## [Written instruction]
Show only lines that include "from".

-- BEGIN --

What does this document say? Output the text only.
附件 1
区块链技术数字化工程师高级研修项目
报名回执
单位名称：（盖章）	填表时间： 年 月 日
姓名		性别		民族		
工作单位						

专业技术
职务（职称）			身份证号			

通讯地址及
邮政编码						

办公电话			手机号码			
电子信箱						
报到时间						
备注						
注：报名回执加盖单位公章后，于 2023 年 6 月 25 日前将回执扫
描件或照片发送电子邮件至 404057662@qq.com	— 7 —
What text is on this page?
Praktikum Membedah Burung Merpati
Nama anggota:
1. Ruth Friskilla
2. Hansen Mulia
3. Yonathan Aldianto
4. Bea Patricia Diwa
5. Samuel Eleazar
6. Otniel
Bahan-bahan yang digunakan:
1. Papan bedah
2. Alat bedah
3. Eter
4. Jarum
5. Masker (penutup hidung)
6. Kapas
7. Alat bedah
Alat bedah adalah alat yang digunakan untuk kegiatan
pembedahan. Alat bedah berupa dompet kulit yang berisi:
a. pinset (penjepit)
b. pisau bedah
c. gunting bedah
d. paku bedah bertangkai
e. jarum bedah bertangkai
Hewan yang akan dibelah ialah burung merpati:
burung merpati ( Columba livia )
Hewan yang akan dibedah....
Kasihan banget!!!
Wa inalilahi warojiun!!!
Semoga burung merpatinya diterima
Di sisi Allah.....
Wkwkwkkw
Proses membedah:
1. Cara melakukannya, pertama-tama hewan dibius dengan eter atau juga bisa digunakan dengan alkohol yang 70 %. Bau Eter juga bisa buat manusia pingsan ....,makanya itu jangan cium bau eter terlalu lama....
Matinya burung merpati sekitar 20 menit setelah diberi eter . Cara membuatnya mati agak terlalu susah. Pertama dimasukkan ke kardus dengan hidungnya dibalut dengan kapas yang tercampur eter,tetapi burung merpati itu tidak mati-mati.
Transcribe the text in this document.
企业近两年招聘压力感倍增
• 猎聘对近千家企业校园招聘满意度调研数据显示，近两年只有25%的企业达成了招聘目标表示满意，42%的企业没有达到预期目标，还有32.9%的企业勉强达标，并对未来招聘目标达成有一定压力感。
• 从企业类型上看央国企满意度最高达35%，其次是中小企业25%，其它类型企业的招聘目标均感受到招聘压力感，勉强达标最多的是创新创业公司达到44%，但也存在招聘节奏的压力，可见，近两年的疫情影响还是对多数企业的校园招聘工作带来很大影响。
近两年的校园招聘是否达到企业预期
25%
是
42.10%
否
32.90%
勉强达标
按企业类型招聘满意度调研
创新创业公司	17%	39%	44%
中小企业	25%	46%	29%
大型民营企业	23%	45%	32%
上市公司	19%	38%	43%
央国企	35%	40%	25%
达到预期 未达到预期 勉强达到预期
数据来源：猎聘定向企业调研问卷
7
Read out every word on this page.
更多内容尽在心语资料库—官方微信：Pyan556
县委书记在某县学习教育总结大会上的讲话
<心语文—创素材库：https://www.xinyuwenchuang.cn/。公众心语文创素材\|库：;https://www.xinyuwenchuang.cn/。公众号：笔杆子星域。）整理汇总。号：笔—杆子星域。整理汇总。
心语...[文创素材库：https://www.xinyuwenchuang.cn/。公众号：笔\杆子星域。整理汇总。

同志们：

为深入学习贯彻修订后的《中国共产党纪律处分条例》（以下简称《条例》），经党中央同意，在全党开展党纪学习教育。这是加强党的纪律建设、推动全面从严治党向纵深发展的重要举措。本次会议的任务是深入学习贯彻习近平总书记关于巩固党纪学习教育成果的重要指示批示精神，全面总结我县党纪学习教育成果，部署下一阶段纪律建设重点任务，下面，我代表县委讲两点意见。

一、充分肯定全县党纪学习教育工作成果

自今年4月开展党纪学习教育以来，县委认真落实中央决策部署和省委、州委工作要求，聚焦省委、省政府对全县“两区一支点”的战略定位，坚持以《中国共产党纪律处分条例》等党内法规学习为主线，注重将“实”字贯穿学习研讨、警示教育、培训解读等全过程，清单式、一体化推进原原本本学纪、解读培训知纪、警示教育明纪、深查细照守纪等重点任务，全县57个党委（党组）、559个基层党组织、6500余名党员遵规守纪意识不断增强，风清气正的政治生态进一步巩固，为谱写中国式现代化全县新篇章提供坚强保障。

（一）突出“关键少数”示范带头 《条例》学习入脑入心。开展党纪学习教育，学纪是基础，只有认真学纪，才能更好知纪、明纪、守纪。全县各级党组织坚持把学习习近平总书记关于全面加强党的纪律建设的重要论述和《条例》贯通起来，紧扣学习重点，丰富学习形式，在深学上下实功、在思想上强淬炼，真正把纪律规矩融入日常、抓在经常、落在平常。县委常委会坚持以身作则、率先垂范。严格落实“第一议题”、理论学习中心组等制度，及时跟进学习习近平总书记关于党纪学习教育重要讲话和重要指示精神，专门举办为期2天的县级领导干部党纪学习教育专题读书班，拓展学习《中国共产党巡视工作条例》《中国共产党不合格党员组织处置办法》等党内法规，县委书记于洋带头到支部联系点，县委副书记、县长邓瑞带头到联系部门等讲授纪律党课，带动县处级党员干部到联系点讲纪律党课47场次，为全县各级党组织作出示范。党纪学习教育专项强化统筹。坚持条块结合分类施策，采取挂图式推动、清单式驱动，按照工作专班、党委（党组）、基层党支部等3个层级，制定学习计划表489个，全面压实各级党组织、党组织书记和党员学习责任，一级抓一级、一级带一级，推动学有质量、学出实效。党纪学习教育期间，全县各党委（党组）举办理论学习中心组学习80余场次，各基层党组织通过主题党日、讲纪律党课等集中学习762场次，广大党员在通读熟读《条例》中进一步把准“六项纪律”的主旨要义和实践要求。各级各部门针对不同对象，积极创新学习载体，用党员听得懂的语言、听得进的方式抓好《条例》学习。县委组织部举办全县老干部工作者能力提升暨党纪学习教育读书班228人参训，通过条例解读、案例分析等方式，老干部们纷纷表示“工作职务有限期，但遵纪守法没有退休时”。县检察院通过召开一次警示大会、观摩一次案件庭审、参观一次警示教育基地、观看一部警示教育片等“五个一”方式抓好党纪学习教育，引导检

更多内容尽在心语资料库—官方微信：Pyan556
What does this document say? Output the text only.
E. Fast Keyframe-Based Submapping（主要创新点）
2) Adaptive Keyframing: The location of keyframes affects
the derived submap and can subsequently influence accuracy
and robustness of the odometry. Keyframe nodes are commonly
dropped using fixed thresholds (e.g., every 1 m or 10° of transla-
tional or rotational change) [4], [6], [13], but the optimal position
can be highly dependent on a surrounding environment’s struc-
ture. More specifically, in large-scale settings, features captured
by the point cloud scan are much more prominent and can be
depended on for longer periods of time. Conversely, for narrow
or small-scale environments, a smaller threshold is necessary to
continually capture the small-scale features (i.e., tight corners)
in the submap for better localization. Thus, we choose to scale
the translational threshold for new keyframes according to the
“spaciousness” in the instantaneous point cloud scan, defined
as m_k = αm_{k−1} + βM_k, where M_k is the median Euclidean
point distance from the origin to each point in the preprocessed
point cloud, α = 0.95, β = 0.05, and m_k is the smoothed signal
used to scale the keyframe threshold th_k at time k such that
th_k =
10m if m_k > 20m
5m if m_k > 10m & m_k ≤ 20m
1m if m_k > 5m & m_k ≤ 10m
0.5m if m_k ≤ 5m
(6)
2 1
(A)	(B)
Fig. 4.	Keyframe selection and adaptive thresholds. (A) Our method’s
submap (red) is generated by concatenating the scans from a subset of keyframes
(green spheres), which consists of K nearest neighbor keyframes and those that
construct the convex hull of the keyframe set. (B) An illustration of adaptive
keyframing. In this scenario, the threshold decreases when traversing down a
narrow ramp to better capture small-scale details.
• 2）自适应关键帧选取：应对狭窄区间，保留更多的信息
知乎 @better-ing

-- END --

## [Answer to this exercise]
point distance from the origin to each point in the preprocessed
submap (red) is generated by concatenating the scans from a subset of keyframes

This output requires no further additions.